═══ Data shown ═══

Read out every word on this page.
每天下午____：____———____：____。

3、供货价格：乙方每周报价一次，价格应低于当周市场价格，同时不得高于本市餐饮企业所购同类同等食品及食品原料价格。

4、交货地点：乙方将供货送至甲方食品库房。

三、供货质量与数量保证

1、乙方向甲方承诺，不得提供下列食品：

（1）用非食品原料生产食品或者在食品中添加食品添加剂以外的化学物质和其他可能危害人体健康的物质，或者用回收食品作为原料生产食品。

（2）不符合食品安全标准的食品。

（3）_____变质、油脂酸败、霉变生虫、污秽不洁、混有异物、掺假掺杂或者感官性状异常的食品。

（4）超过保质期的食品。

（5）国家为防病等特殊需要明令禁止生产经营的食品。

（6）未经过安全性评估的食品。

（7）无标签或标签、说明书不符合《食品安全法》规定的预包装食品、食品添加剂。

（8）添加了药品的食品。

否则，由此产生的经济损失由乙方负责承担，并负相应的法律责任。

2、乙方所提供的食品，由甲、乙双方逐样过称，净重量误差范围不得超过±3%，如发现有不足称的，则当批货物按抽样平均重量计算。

═══

* **Work to be completed**
Your task is to return the full listing exactly as it was given.

* **Correct answer**
Read out every word on this page.
每天下午____：____———____：____。

3、供货价格：乙方每周报价一次，价格应低于当周市场价格，同时不得高于本市餐饮企业所购同类同等食品及食品原料价格。

4、交货地点：乙方将供货送至甲方食品库房。

三、供货质量与数量保证

1、乙方向甲方承诺，不得提供下列食品：

（1）用非食品原料生产食品或者在食品中添加食品添加剂以外的化学物质和其他可能危害人体健康的物质，或者用回收食品作为原料生产食品。

（2）不符合食品安全标准的食品。

（3）_____变质、油脂酸败、霉变生虫、污秽不洁、混有异物、掺假掺杂或者感官性状异常的食品。

（4）超过保质期的食品。

（5）国家为防病等特殊需要明令禁止生产经营的食品。

（6）未经过安全性评估的食品。

（7）无标签或标签、说明书不符合《食品安全法》规定的预包装食品、食品添加剂。

（8）添加了药品的食品。

否则，由此产生的经济损失由乙方负责承担，并负相应的法律责任。

2、乙方所提供的食品，由甲、乙双方逐样过称，净重量误差范围不得超过±3%，如发现有不足称的，则当批货物按抽样平均重量计算。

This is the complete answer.